== Exercise objective ==
Show every line in the records below that contains the word "sublabel".

== Input rows ==
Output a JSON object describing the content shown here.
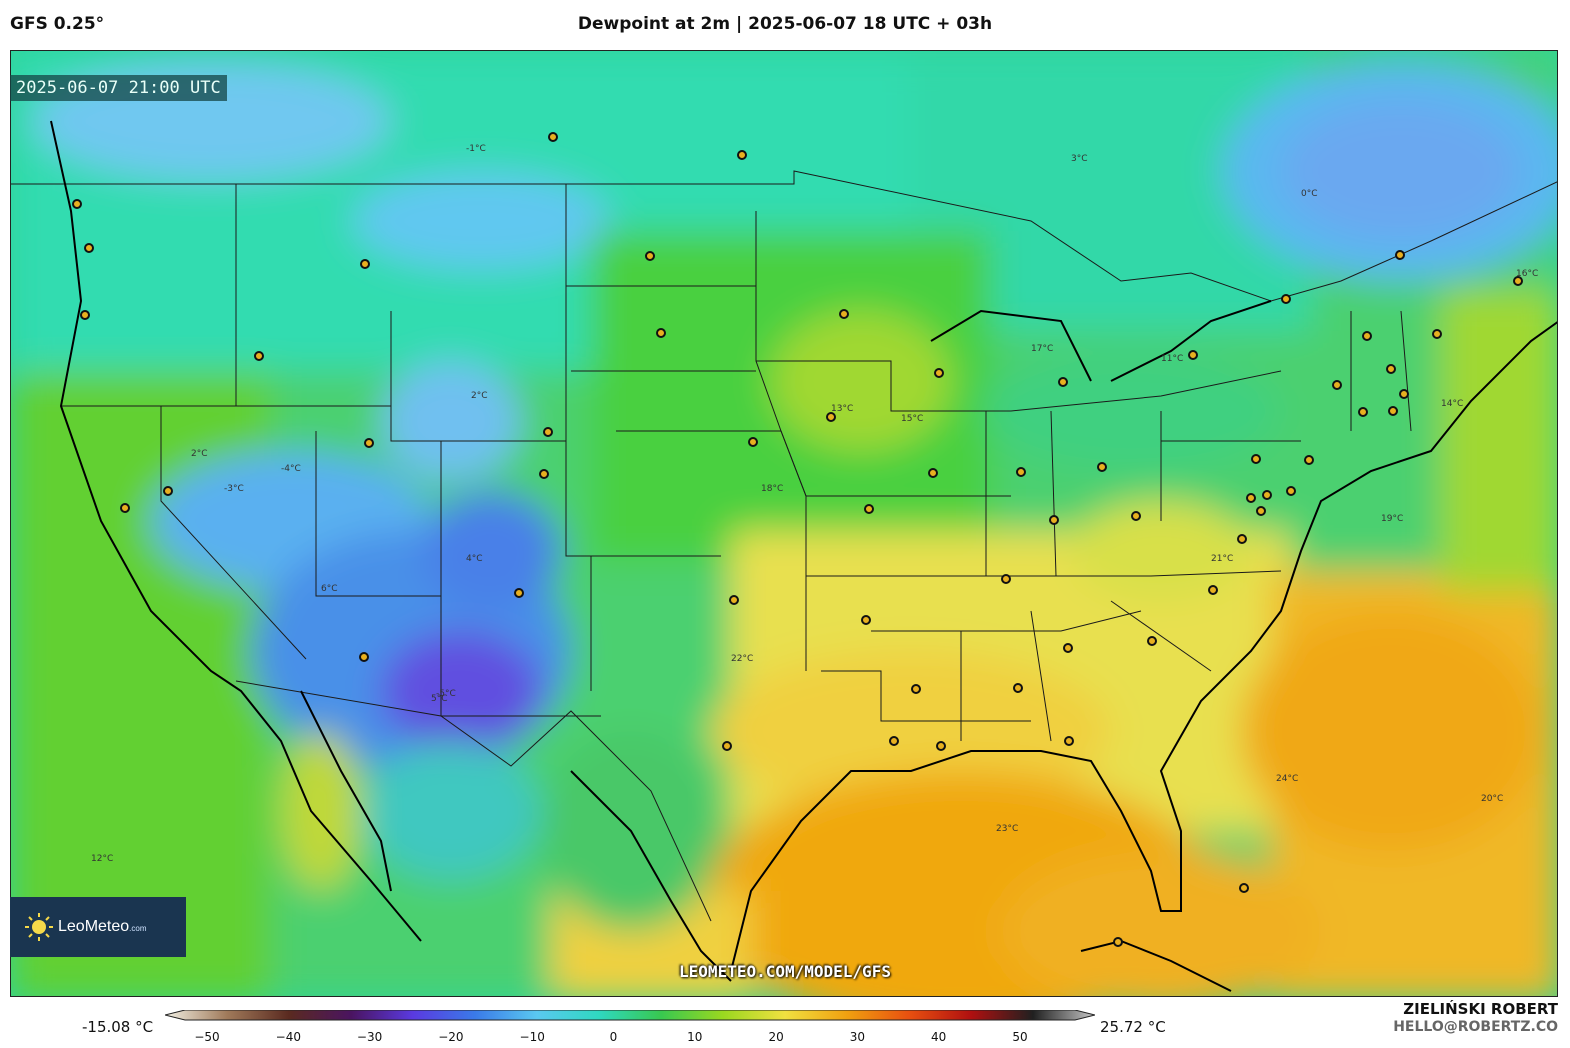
{
  "header": {
    "model": "GFS 0.25°",
    "title": "Dewpoint at 2m | 2025-06-07 18 UTC + 03h"
  },
  "map": {
    "valid_time": "2025-06-07 21:00 UTC",
    "watermark": "LEOMETEO.COM/MODEL/GFS",
    "isotherm_labels": [
      "-1°C",
      "2°C",
      "3°C",
      "0°C",
      "-3°C",
      "-4°C",
      "-5°C",
      "2°C",
      "4°C",
      "5°C",
      "6°C",
      "11°C",
      "13°C",
      "15°C",
      "17°C",
      "18°C",
      "19°C",
      "21°C",
      "22°C",
      "23°C",
      "24°C",
      "20°C",
      "12°C",
      "14°C",
      "16°C"
    ]
  },
  "logo": {
    "name": "LeoMeteo",
    "suffix": ".com"
  },
  "colorbar": {
    "min_label": "-15.08 °C",
    "max_label": "25.72 °C",
    "ticks": [
      "−50",
      "−40",
      "−30",
      "−20",
      "−10",
      "0",
      "10",
      "20",
      "30",
      "40",
      "50"
    ],
    "stops": [
      "#f2f0e4",
      "#a07a5a",
      "#5a2a20",
      "#4a1460",
      "#5a3ae0",
      "#3a7ae8",
      "#5ac8f0",
      "#2fd8c0",
      "#38c850",
      "#9ad820",
      "#f0e040",
      "#f0a010",
      "#e85010",
      "#b01010",
      "#202020",
      "#c8c8c8"
    ]
  },
  "credits": {
    "author": "ZIELIŃSKI ROBERT",
    "email": "HELLO@ROBERTZ.CO"
  },
  "colors": {
    "ocean_warm": "#f0b020",
    "mid_green": "#4cd850",
    "teal": "#2fd8b0",
    "cold_blue": "#5a8ae8",
    "deep_blue": "#6a4ae0",
    "yellow": "#e8e050"
  }
}
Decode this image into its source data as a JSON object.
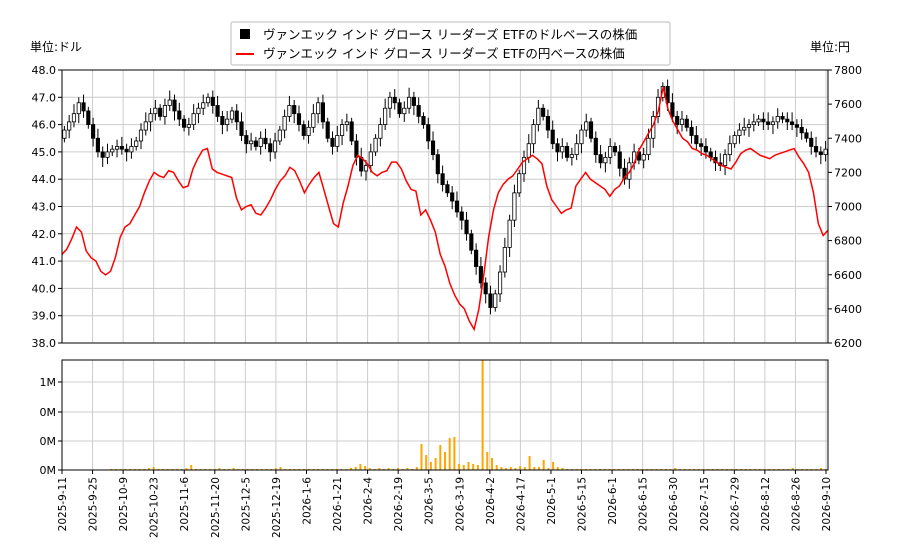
{
  "chart_data": [
    {
      "type": "candlestick",
      "legend": {
        "placement": "top-center",
        "entries": [
          {
            "label": "ヴァンエック インド グロース リーダーズ ETFのドルベースの株価",
            "color": "#000000",
            "marker": "square"
          },
          {
            "label": "ヴァンエック インド グロース リーダーズ ETFの円ベースの株価",
            "color": "#ff0000",
            "marker": "line"
          }
        ]
      },
      "left_axis": {
        "unit_label": "単位:ドル",
        "ylim": [
          38.0,
          48.0
        ],
        "ticks": [
          "38.0",
          "39.0",
          "40.0",
          "41.0",
          "42.0",
          "43.0",
          "44.0",
          "45.0",
          "46.0",
          "47.0",
          "48.0"
        ]
      },
      "right_axis": {
        "unit_label": "単位:円",
        "ylim": [
          6200,
          7800
        ],
        "ticks": [
          "6200",
          "6400",
          "6600",
          "6800",
          "7000",
          "7200",
          "7400",
          "7600",
          "7800"
        ]
      },
      "grid": true,
      "usd_series": {
        "name": "ヴァンエック インド グロース リーダーズ ETFのドルベースの株価",
        "color": "#000000",
        "close": [
          45.8,
          46.1,
          46.4,
          46.8,
          46.5,
          46.0,
          45.5,
          45.0,
          44.8,
          45.0,
          45.1,
          45.2,
          45.1,
          45.0,
          45.2,
          45.4,
          45.8,
          46.1,
          46.4,
          46.6,
          46.3,
          46.7,
          46.9,
          46.5,
          46.2,
          45.9,
          46.0,
          46.4,
          46.6,
          46.8,
          47.0,
          46.7,
          46.3,
          46.0,
          46.2,
          46.5,
          46.1,
          45.6,
          45.3,
          45.4,
          45.2,
          45.5,
          45.3,
          45.0,
          45.4,
          45.8,
          46.3,
          46.7,
          46.4,
          46.0,
          45.6,
          45.9,
          46.4,
          46.8,
          46.1,
          45.5,
          45.2,
          45.6,
          46.0,
          46.1,
          45.4,
          44.8,
          44.3,
          44.5,
          45.0,
          45.5,
          46.0,
          46.6,
          47.0,
          46.8,
          46.4,
          46.6,
          47.0,
          46.7,
          46.3,
          46.0,
          45.4,
          44.9,
          44.2,
          43.8,
          43.5,
          43.2,
          42.8,
          42.5,
          42.0,
          41.4,
          40.8,
          40.2,
          39.8,
          39.3,
          39.8,
          40.6,
          41.5,
          42.5,
          43.5,
          44.2,
          44.8,
          45.3,
          46.0,
          46.6,
          46.3,
          45.8,
          45.3,
          45.0,
          45.2,
          44.8,
          44.9,
          45.3,
          45.8,
          46.1,
          45.5,
          44.9,
          44.6,
          44.8,
          45.2,
          45.0,
          44.4,
          44.0,
          44.6,
          45.0,
          44.7,
          44.9,
          45.5,
          46.3,
          47.0,
          47.4,
          46.8,
          46.3,
          46.0,
          46.2,
          45.9,
          45.6,
          45.3,
          45.2,
          45.0,
          44.8,
          44.6,
          44.5,
          44.9,
          45.3,
          45.6,
          45.8,
          45.9,
          46.0,
          46.1,
          46.2,
          46.1,
          46.0,
          46.1,
          46.3,
          46.2,
          46.1,
          46.0,
          45.9,
          45.7,
          45.5,
          45.2,
          45.0,
          44.9,
          45.1
        ]
      },
      "jpy_series": {
        "name": "ヴァンエック インド グロース リーダーズ ETFの円ベースの株価",
        "color": "#ff0000",
        "values": [
          6720,
          6750,
          6810,
          6880,
          6850,
          6740,
          6700,
          6680,
          6620,
          6600,
          6620,
          6700,
          6820,
          6880,
          6900,
          6950,
          7000,
          7080,
          7150,
          7200,
          7180,
          7170,
          7210,
          7200,
          7150,
          7110,
          7120,
          7220,
          7280,
          7330,
          7340,
          7220,
          7200,
          7190,
          7180,
          7170,
          7050,
          6980,
          7000,
          7010,
          6960,
          6950,
          6990,
          7040,
          7100,
          7150,
          7180,
          7230,
          7210,
          7150,
          7080,
          7130,
          7170,
          7200,
          7100,
          7000,
          6900,
          6880,
          7020,
          7120,
          7240,
          7300,
          7280,
          7250,
          7200,
          7180,
          7200,
          7210,
          7260,
          7260,
          7220,
          7150,
          7100,
          7090,
          6950,
          6980,
          6920,
          6850,
          6720,
          6650,
          6550,
          6480,
          6430,
          6400,
          6330,
          6280,
          6400,
          6600,
          6820,
          6980,
          7080,
          7130,
          7160,
          7180,
          7220,
          7260,
          7280,
          7300,
          7280,
          7250,
          7120,
          7040,
          7000,
          6960,
          6980,
          6990,
          7120,
          7160,
          7200,
          7160,
          7140,
          7120,
          7100,
          7060,
          7100,
          7120,
          7170,
          7200,
          7250,
          7330,
          7380,
          7430,
          7480,
          7560,
          7700,
          7570,
          7500,
          7450,
          7400,
          7380,
          7340,
          7330,
          7310,
          7300,
          7280,
          7260,
          7240,
          7230,
          7220,
          7260,
          7310,
          7330,
          7340,
          7320,
          7300,
          7290,
          7280,
          7300,
          7310,
          7320,
          7330,
          7340,
          7290,
          7250,
          7200,
          7080,
          6900,
          6830,
          6860
        ]
      },
      "volume": {
        "color": "#ffa500",
        "ytick_labels": [
          "0M",
          "0M",
          "0M",
          "1M"
        ],
        "values": [
          0,
          0,
          0,
          0,
          0,
          0,
          0,
          0,
          0,
          0,
          0.01,
          0.01,
          0.01,
          0.01,
          0.01,
          0.01,
          0.01,
          0.01,
          0.02,
          0.03,
          0.01,
          0.01,
          0.01,
          0.01,
          0.01,
          0.01,
          0.02,
          0.05,
          0.01,
          0.01,
          0.01,
          0.01,
          0.01,
          0.02,
          0.01,
          0.01,
          0.02,
          0.01,
          0.01,
          0.01,
          0.01,
          0.01,
          0.01,
          0.01,
          0.01,
          0.02,
          0.03,
          0.01,
          0.01,
          0.01,
          0.01,
          0.01,
          0.01,
          0.01,
          0.01,
          0.01,
          0.01,
          0.01,
          0.01,
          0.01,
          0.01,
          0.02,
          0.03,
          0.06,
          0.04,
          0.02,
          0.01,
          0.02,
          0.01,
          0.02,
          0.01,
          0.02,
          0.01,
          0.02,
          0.01,
          0.03,
          0.26,
          0.15,
          0.08,
          0.12,
          0.25,
          0.18,
          0.32,
          0.33,
          0.06,
          0.05,
          0.08,
          0.06,
          0.05,
          1.1,
          0.18,
          0.12,
          0.05,
          0.03,
          0.02,
          0.03,
          0.02,
          0.04,
          0.03,
          0.14,
          0.03,
          0.03,
          0.1,
          0.02,
          0.08,
          0.03,
          0.02,
          0.01,
          0.01,
          0.01,
          0.01,
          0.01,
          0.01,
          0.01,
          0.01,
          0.01,
          0.01,
          0.01,
          0.01,
          0.01,
          0.01,
          0.01,
          0.01,
          0.01,
          0.01,
          0.01,
          0.01,
          0.01,
          0.01,
          0.01,
          0.02,
          0.01,
          0.01,
          0.01,
          0.01,
          0.01,
          0.01,
          0.01,
          0.01,
          0.01,
          0.01,
          0.01,
          0.01,
          0.01,
          0.01,
          0.01,
          0.01,
          0.01,
          0.01,
          0.01,
          0.01,
          0.01,
          0.01,
          0.01,
          0.01,
          0.02,
          0.01,
          0.01,
          0.01,
          0.01,
          0.01,
          0.02,
          0.01
        ]
      },
      "x_tick_labels": [
        "2025-9-11",
        "2025-9-25",
        "2025-10-9",
        "2025-10-23",
        "2025-11-6",
        "2025-11-20",
        "2025-12-5",
        "2025-12-19",
        "2026-1-6",
        "2026-1-21",
        "2026-2-4",
        "2026-2-19",
        "2026-3-5",
        "2026-3-19",
        "2026-4-2",
        "2026-4-17",
        "2026-5-1",
        "2026-5-15",
        "2026-6-1",
        "2026-6-15",
        "2026-6-30",
        "2026-7-15",
        "2026-7-29",
        "2026-8-12",
        "2026-8-26",
        "2026-9-10"
      ]
    }
  ]
}
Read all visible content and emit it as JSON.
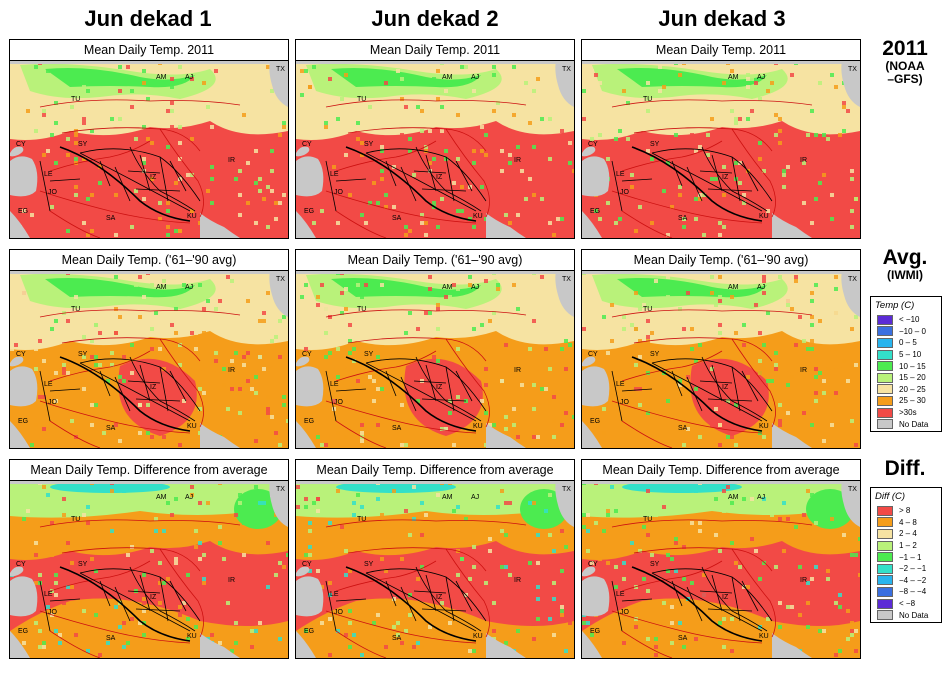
{
  "columns": [
    "Jun dekad 1",
    "Jun dekad 2",
    "Jun dekad 3"
  ],
  "rows": [
    {
      "key": "obs",
      "panel_title": "Mean Daily Temp. 2011",
      "label": "2011",
      "sublabel": "(NOAA\n–GFS)"
    },
    {
      "key": "avg",
      "panel_title": "Mean Daily Temp. ('61–'90 avg)",
      "label": "Avg.",
      "sublabel": "(IWMI)"
    },
    {
      "key": "diff",
      "panel_title": "Mean Daily Temp. Difference from average",
      "label": "Diff.",
      "sublabel": ""
    }
  ],
  "country_labels": [
    "TX",
    "AM",
    "AJ",
    "TU",
    "IR",
    "SY",
    "CY",
    "LE",
    "IZ",
    "JO",
    "EG",
    "SA",
    "KU"
  ],
  "temp_legend": {
    "title": "Temp (C)",
    "items": [
      {
        "label": "< −10",
        "color": "#5b2bd6"
      },
      {
        "label": "−10 –  0",
        "color": "#3a6fe0"
      },
      {
        "label": "0 –  5",
        "color": "#28b4ee"
      },
      {
        "label": "5 – 10",
        "color": "#33e0c9"
      },
      {
        "label": "10 – 15",
        "color": "#4ceb50"
      },
      {
        "label": "15 – 20",
        "color": "#b9f27a"
      },
      {
        "label": "20 – 25",
        "color": "#f6e3a2"
      },
      {
        "label": "25 – 30",
        "color": "#f59d1a"
      },
      {
        "label": ">30s",
        "color": "#f24a46"
      },
      {
        "label": "No Data",
        "color": "#c8c8c8"
      }
    ]
  },
  "diff_legend": {
    "title": "Diff (C)",
    "items": [
      {
        "label": "> 8",
        "color": "#f24a46"
      },
      {
        "label": "4 – 8",
        "color": "#f59d1a"
      },
      {
        "label": "2 – 4",
        "color": "#f6e3a2"
      },
      {
        "label": "1 – 2",
        "color": "#b9f27a"
      },
      {
        "label": "−1 – 1",
        "color": "#4ceb50"
      },
      {
        "label": "−2 – −1",
        "color": "#33e0c9"
      },
      {
        "label": "−4 – −2",
        "color": "#28b4ee"
      },
      {
        "label": "−8 – −4",
        "color": "#3a6fe0"
      },
      {
        "label": "< −8",
        "color": "#5b2bd6"
      },
      {
        "label": "No Data",
        "color": "#c8c8c8"
      }
    ]
  },
  "colors": {
    "red": "#f24a46",
    "orange": "#f59d1a",
    "tan": "#f6e3a2",
    "ltgreen": "#b9f27a",
    "green": "#4ceb50",
    "teal": "#33e0c9",
    "cyan": "#28b4ee",
    "blue": "#3a6fe0",
    "purple": "#5b2bd6",
    "nodata": "#c8c8c8",
    "border_red": "#cc1111",
    "border_black": "#000000"
  }
}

== Correct output ==
      "sublabel": "(NOAA\n–GFS)"
      "sublabel": "(IWMI)"
      "sublabel": ""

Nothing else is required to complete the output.